_Given instruction_.
Look through the lines below and state how many hold the word "county". Write only the number.

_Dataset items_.
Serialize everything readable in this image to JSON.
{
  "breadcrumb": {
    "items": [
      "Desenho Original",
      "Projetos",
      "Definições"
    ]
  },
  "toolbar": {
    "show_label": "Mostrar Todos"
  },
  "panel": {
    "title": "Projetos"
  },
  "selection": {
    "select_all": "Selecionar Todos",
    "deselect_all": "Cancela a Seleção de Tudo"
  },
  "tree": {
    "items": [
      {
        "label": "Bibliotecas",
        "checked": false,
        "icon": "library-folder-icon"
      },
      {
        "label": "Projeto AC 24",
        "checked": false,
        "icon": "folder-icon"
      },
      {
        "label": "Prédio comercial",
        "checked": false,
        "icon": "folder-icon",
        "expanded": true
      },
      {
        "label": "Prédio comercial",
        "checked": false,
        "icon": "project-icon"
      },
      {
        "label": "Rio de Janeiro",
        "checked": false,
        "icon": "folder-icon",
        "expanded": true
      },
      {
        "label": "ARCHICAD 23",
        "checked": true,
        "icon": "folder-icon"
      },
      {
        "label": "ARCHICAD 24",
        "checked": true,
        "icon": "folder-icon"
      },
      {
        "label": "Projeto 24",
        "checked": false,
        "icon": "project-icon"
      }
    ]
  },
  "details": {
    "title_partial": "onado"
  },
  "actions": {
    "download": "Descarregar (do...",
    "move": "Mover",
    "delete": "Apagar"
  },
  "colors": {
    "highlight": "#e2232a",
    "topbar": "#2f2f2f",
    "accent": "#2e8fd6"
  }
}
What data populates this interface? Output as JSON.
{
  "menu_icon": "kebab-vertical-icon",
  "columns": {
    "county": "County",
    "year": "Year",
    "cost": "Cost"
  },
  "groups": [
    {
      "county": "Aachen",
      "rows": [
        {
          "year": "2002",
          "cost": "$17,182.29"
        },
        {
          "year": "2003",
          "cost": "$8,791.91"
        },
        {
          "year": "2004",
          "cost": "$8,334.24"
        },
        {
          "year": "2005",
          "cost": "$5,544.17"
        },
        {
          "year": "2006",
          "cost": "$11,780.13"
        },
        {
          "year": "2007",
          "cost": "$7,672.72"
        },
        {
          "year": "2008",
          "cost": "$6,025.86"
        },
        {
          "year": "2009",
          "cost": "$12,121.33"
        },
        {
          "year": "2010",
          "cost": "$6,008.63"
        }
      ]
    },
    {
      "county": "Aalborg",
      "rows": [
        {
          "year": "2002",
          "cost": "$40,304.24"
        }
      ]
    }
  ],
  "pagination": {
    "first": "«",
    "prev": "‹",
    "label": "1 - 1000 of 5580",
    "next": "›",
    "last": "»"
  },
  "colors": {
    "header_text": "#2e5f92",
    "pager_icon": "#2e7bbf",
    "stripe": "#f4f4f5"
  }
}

_Task answer_.
3